> [What the task asks]
Transcribe all of the records precisely as they are presented.

> [Given records]
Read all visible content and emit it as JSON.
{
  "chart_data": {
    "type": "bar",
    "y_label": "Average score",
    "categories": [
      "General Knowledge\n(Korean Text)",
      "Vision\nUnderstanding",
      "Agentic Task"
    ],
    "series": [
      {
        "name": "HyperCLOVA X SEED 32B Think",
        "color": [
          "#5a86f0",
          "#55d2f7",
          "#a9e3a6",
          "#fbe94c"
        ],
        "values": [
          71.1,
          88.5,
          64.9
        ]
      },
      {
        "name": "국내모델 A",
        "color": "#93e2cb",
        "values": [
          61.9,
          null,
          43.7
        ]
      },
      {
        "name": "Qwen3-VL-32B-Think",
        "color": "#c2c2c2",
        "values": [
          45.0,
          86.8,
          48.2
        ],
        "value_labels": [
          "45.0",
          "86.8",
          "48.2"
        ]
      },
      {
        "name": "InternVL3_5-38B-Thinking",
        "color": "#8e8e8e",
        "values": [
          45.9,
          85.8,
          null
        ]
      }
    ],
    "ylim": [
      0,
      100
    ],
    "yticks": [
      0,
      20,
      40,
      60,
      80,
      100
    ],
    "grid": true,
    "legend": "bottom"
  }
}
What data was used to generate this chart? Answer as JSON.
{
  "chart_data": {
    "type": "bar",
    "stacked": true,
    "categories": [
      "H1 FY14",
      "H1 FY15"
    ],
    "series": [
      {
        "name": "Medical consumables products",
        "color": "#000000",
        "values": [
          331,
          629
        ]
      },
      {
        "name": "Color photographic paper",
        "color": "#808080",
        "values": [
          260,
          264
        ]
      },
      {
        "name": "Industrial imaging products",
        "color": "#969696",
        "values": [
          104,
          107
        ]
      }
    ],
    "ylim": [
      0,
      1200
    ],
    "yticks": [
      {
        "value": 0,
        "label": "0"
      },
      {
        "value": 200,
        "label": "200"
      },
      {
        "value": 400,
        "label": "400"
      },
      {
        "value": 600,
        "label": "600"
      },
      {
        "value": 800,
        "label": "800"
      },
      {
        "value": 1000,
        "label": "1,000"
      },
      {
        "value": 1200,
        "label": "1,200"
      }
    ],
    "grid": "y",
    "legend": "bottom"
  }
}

> [Right answer]
Read all visible content and emit it as JSON.
{
  "chart_data": {
    "type": "bar",
    "y_label": "Average score",
    "categories": [
      "General Knowledge\n(Korean Text)",
      "Vision\nUnderstanding",
      "Agentic Task"
    ],
    "series": [
      {
        "name": "HyperCLOVA X SEED 32B Think",
        "color": [
          "#5a86f0",
          "#55d2f7",
          "#a9e3a6",
          "#fbe94c"
        ],
        "values": [
          71.1,
          88.5,
          64.9
        ]
      },
      {
        "name": "국내모델 A",
        "color": "#93e2cb",
        "values": [
          61.9,
          null,
          43.7
        ]
      },
      {
        "name": "Qwen3-VL-32B-Think",
        "color": "#c2c2c2",
        "values": [
          45.0,
          86.8,
          48.2
        ],
        "value_labels": [
          "45.0",
          "86.8",
          "48.2"
        ]
      },
      {
        "name": "InternVL3_5-38B-Thinking",
        "color": "#8e8e8e",
        "values": [
          45.9,
          85.8,
          null
        ]
      }
    ],
    "ylim": [
      0,
      100
    ],
    "yticks": [
      0,
      20,
      40,
      60,
      80,
      100
    ],
    "grid": true,
    "legend": "bottom"
  }
}
What data was used to generate this chart? Answer as JSON.
{
  "chart_data": {
    "type": "bar",
    "stacked": true,
    "categories": [
      "H1 FY14",
      "H1 FY15"
    ],
    "series": [
      {
        "name": "Medical consumables products",
        "color": "#000000",
        "values": [
          331,
          629
        ]
      },
      {
        "name": "Color photographic paper",
        "color": "#808080",
        "values": [
          260,
          264
        ]
      },
      {
        "name": "Industrial imaging products",
        "color": "#969696",
        "values": [
          104,
          107
        ]
      }
    ],
    "ylim": [
      0,
      1200
    ],
    "yticks": [
      {
        "value": 0,
        "label": "0"
      },
      {
        "value": 200,
        "label": "200"
      },
      {
        "value": 400,
        "label": "400"
      },
      {
        "value": 600,
        "label": "600"
      },
      {
        "value": 800,
        "label": "800"
      },
      {
        "value": 1000,
        "label": "1,000"
      },
      {
        "value": 1200,
        "label": "1,200"
      }
    ],
    "grid": "y",
    "legend": "bottom"
  }
}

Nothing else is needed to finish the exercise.